Written request:
Collect each line holding the string "стал".

Dataset entries
## START

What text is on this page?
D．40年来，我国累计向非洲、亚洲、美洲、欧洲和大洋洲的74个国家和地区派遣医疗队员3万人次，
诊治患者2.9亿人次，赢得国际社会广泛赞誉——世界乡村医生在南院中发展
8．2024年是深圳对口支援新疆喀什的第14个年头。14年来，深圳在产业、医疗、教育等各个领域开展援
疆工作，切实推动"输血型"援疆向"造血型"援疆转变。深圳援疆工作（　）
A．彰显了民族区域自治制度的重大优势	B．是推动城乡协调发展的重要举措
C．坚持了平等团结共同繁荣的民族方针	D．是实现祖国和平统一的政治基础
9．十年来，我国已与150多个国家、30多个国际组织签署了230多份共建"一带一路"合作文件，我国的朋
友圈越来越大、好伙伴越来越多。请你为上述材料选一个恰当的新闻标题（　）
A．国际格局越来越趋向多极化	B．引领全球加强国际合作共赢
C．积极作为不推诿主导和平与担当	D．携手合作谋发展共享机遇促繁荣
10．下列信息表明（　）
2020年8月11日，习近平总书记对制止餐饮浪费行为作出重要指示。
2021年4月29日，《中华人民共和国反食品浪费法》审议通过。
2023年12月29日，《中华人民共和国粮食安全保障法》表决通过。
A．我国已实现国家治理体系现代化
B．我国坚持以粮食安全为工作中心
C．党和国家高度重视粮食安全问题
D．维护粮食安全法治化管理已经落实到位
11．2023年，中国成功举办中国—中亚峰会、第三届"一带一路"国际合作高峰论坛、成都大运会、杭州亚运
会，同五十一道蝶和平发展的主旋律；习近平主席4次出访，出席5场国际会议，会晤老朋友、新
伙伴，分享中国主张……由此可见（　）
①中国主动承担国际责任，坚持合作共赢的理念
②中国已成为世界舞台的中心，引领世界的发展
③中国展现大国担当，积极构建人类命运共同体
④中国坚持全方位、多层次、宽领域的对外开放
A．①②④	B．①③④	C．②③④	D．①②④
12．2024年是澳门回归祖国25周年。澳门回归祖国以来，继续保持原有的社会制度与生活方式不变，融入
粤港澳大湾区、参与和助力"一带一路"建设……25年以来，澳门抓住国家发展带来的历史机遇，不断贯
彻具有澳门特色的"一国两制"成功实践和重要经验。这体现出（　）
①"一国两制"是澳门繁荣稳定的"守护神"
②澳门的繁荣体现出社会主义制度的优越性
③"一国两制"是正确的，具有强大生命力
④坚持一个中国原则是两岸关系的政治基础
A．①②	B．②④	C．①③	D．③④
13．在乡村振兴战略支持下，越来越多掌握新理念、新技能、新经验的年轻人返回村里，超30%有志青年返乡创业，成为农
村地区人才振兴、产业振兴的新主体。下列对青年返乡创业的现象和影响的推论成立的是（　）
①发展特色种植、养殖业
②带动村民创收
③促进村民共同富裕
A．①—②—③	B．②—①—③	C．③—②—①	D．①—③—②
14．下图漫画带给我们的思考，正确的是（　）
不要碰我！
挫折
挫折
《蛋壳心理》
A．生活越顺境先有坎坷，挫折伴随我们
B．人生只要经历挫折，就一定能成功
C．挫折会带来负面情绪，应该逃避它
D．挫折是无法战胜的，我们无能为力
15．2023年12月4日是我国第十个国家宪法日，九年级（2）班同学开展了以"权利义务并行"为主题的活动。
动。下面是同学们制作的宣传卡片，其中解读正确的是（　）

## END
## START

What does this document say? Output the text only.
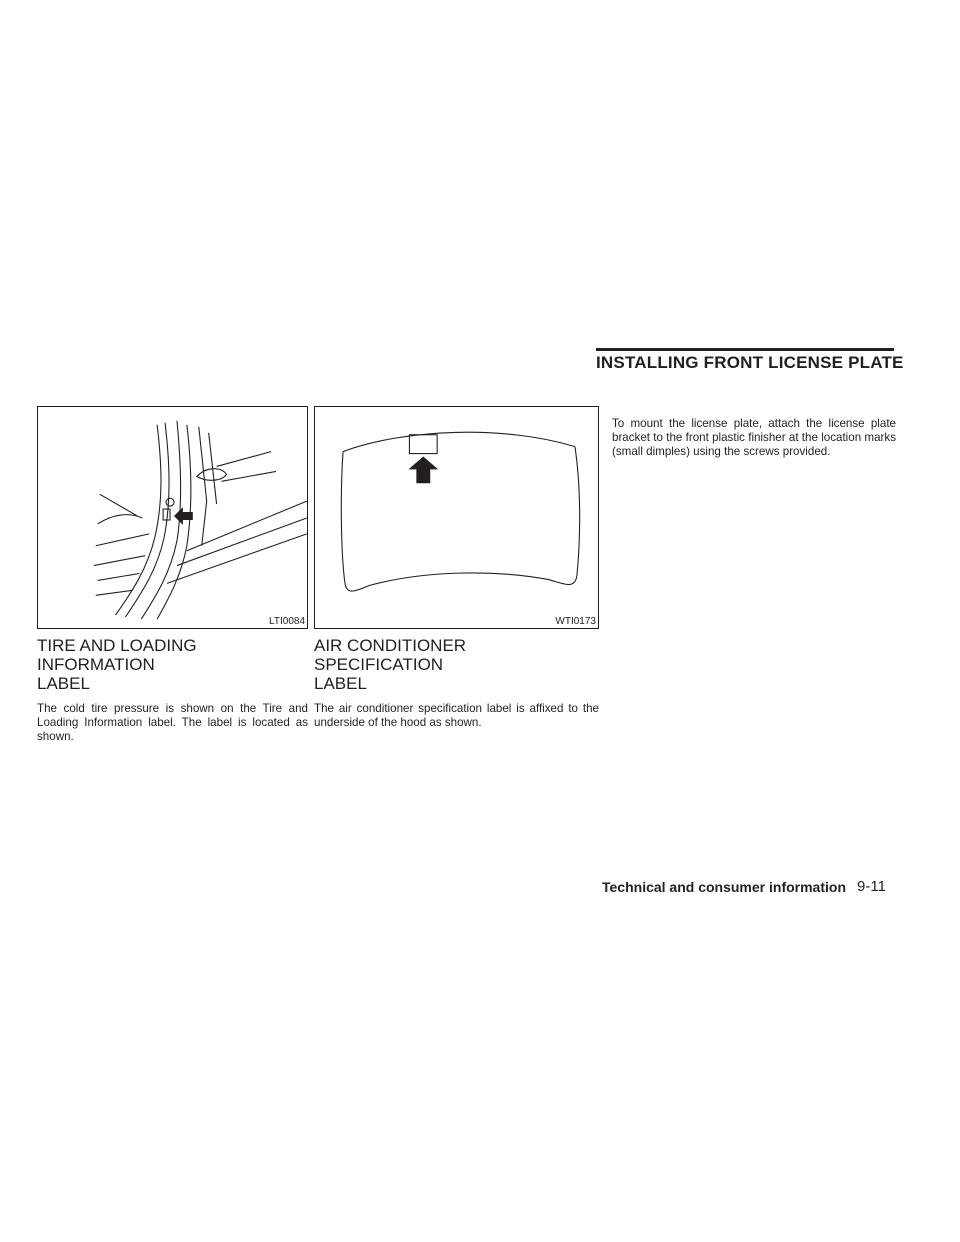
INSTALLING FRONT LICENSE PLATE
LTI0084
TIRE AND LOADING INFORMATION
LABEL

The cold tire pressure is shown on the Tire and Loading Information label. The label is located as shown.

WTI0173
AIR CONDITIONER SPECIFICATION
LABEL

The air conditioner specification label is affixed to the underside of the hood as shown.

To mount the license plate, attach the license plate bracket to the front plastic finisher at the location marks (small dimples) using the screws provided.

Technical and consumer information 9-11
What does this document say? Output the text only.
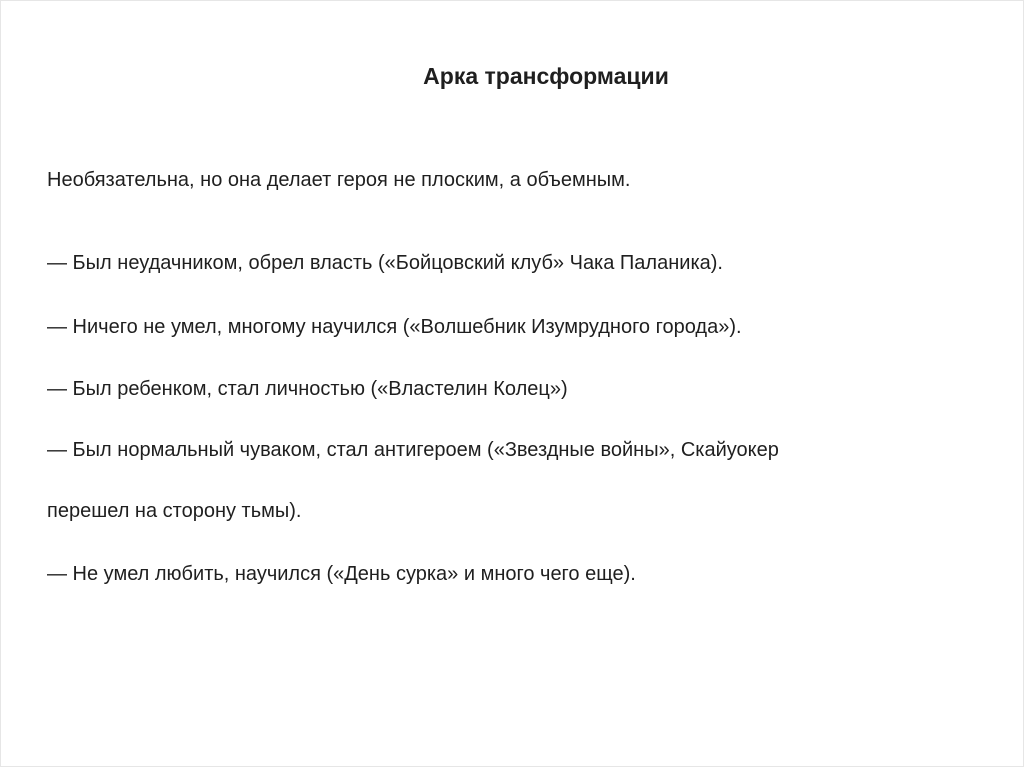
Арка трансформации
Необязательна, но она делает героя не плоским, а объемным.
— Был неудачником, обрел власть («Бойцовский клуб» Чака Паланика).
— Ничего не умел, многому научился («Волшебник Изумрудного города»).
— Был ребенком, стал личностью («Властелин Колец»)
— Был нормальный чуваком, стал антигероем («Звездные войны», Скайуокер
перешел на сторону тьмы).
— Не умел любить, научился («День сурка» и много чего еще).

## END
## START

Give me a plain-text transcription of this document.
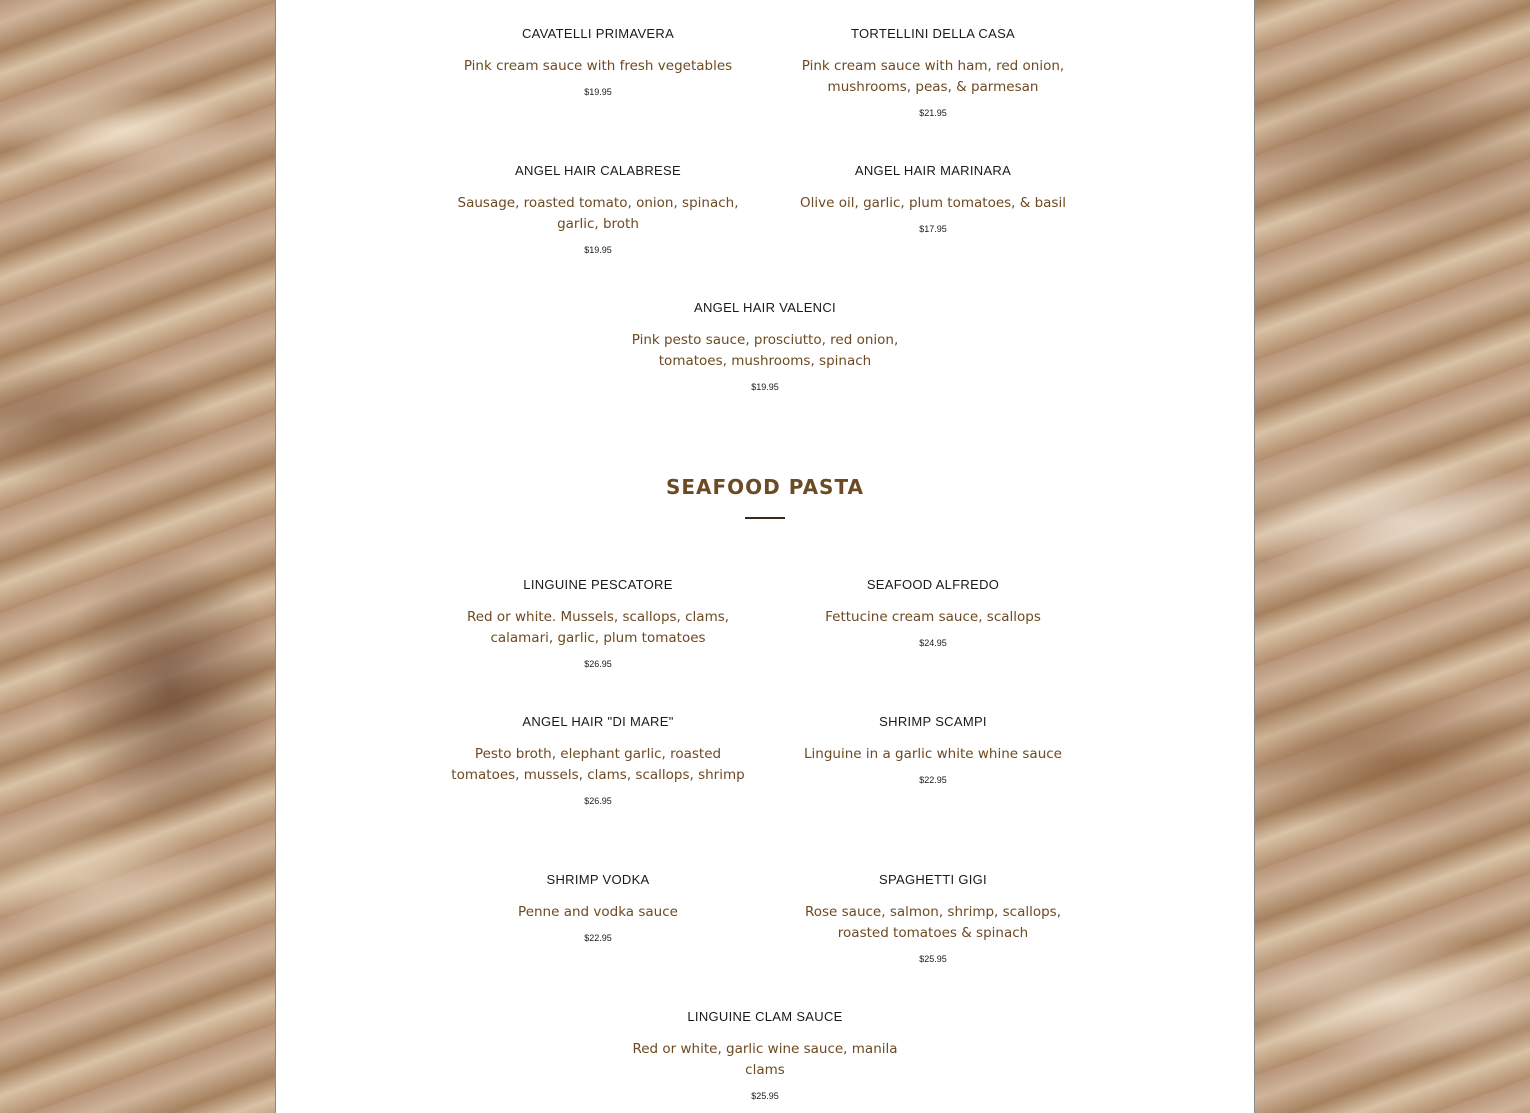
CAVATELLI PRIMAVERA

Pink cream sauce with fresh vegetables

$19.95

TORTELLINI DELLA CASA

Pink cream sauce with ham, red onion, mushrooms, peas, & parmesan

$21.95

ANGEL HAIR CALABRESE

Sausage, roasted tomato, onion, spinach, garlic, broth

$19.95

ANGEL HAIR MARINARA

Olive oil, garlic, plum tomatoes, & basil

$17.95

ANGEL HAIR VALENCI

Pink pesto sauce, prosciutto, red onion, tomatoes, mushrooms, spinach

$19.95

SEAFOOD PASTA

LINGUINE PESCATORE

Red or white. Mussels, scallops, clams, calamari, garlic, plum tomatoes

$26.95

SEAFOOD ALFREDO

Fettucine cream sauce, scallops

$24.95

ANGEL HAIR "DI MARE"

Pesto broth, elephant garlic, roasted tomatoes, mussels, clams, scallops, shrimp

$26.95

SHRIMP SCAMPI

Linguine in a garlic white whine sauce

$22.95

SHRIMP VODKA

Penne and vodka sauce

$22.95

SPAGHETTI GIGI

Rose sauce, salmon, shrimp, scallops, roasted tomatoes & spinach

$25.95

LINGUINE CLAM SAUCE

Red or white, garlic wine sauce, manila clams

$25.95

## END

Written solution:
— Был ребенком, стал личностью («Властелин Колец»)
— Был нормальный чуваком, стал антигероем («Звездные войны», Скайуокер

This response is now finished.